#### TASK MATERIAL:
______

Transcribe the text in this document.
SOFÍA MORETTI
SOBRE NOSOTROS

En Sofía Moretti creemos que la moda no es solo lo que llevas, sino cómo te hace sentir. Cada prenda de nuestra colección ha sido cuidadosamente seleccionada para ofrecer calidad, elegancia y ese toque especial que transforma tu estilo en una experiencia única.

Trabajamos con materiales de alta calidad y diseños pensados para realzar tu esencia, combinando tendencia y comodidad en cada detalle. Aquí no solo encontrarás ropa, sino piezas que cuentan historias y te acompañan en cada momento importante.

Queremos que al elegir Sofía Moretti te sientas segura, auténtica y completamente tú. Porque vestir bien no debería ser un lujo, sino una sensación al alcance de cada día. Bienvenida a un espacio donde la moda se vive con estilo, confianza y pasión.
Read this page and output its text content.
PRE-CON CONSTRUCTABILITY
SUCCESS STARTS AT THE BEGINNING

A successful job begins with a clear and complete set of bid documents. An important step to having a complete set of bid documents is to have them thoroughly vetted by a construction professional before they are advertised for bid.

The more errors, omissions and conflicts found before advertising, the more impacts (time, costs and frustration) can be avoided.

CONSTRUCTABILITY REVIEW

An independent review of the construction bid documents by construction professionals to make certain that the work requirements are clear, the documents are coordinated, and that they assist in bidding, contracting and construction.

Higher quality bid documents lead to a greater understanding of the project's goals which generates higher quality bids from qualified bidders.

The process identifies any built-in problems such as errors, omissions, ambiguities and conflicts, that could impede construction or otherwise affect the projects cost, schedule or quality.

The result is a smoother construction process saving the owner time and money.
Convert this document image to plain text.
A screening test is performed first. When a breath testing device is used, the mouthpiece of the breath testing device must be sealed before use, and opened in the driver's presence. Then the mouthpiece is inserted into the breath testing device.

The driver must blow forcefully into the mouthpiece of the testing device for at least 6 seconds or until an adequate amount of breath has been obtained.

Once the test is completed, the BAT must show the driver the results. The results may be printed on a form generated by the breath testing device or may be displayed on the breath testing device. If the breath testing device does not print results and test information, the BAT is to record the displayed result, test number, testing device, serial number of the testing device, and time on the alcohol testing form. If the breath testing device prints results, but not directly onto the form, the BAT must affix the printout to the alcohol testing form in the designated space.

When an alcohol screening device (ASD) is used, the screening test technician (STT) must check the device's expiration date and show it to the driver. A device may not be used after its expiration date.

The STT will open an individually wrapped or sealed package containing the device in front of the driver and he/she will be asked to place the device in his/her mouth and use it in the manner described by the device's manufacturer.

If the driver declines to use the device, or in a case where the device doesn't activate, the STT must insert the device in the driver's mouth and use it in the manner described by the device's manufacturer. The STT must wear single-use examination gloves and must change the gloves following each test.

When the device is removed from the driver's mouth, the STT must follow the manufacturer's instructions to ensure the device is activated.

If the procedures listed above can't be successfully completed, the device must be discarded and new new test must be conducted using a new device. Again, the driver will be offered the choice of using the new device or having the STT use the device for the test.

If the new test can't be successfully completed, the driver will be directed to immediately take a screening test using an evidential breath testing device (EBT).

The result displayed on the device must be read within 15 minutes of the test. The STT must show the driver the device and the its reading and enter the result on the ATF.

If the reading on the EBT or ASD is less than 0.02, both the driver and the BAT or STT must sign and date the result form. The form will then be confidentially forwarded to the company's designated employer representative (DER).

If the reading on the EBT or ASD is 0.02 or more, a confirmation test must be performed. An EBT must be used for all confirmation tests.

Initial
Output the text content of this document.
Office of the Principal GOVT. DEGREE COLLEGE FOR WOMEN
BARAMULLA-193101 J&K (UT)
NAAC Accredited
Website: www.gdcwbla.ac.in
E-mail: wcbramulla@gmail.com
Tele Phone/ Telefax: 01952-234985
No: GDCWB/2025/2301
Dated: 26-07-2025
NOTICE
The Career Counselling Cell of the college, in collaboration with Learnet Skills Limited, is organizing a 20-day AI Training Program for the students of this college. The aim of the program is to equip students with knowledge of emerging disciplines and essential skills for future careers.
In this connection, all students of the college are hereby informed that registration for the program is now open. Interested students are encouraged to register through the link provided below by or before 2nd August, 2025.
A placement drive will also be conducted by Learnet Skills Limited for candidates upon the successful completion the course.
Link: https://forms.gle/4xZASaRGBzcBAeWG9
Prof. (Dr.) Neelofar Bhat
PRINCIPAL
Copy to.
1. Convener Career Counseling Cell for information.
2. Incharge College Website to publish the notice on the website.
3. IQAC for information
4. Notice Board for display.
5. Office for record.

______

#### SET TASK:
Look through the data above. Each line containing the word "from" needs to be copied.

#### FULL SOLUTION:
Higher quality bid documents lead to a greater understanding of the project's goals which generates higher quality bids from qualified bidders.
When the device is removed from the driver's mouth, the STT must follow the manufacturer's instructions to ensure the device is activated.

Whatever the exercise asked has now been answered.